**What is being asked**
Copy out the listing that follows exactly, dropping every picture.

**Dataset content**

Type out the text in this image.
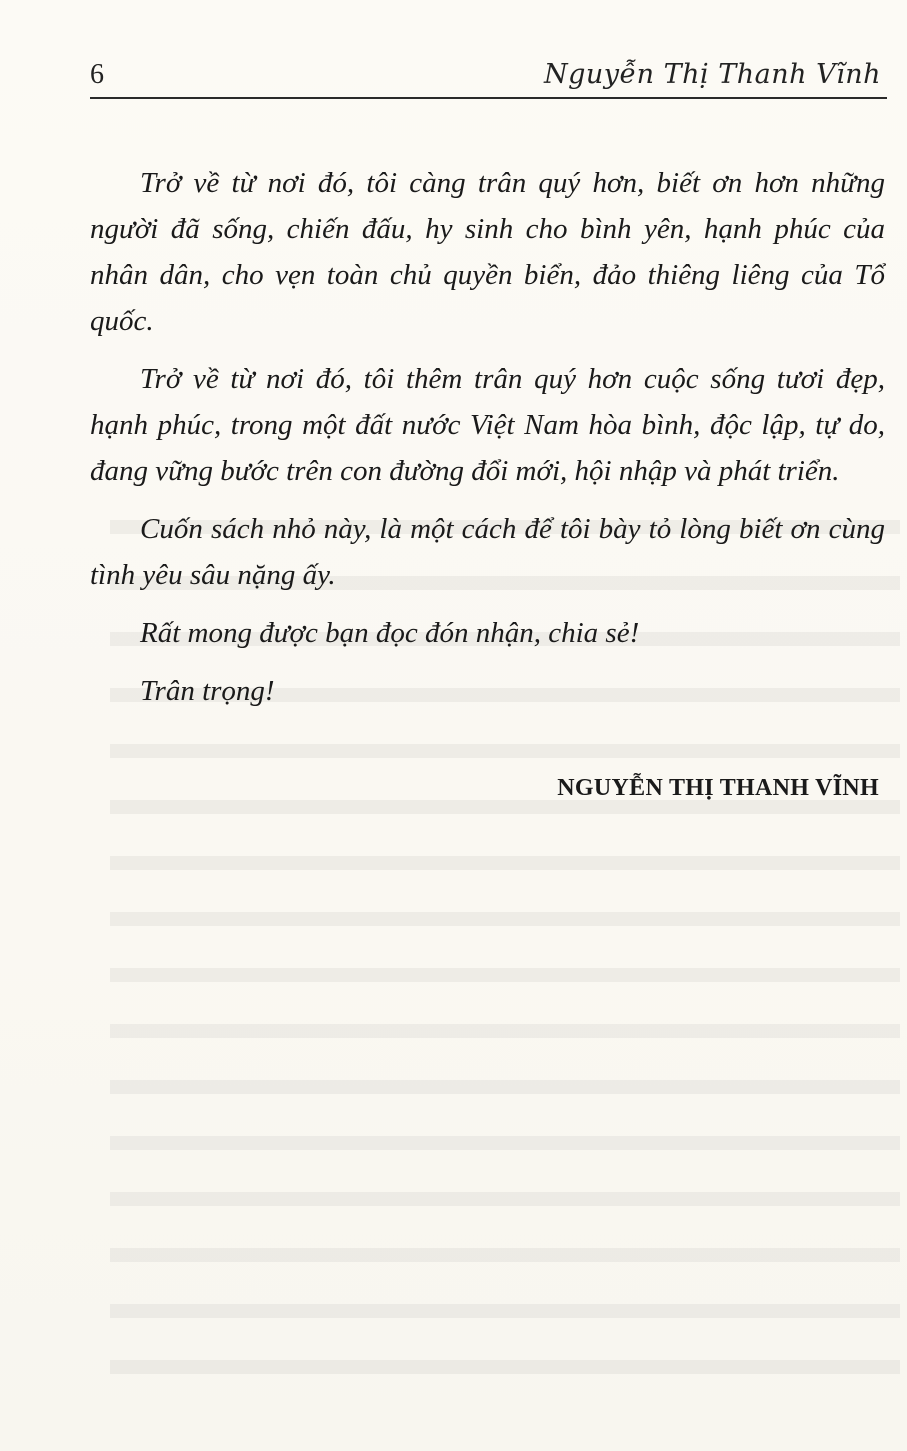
6	Nguyễn Thị Thanh Vĩnh

Trở về từ nơi đó, tôi càng trân quý hơn, biết ơn hơn những người đã sống, chiến đấu, hy sinh cho bình yên, hạnh phúc của nhân dân, cho vẹn toàn chủ quyền biển, đảo thiêng liêng của Tổ quốc.

Trở về từ nơi đó, tôi thêm trân quý hơn cuộc sống tươi đẹp, hạnh phúc, trong một đất nước Việt Nam hòa bình, độc lập, tự do, đang vững bước trên con đường đổi mới, hội nhập và phát triển.

Cuốn sách nhỏ này, là một cách để tôi bày tỏ lòng biết ơn cùng tình yêu sâu nặng ấy.

Rất mong được bạn đọc đón nhận, chia sẻ!

Trân trọng!

NGUYỄN THỊ THANH VĨNH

**Problem solution**
Type out the text in this image.
6	Nguyễn Thị Thanh Vĩnh

Trở về từ nơi đó, tôi càng trân quý hơn, biết ơn hơn những người đã sống, chiến đấu, hy sinh cho bình yên, hạnh phúc của nhân dân, cho vẹn toàn chủ quyền biển, đảo thiêng liêng của Tổ quốc.

Trở về từ nơi đó, tôi thêm trân quý hơn cuộc sống tươi đẹp, hạnh phúc, trong một đất nước Việt Nam hòa bình, độc lập, tự do, đang vững bước trên con đường đổi mới, hội nhập và phát triển.

Cuốn sách nhỏ này, là một cách để tôi bày tỏ lòng biết ơn cùng tình yêu sâu nặng ấy.

Rất mong được bạn đọc đón nhận, chia sẻ!

Trân trọng!

NGUYỄN THỊ THANH VĨNH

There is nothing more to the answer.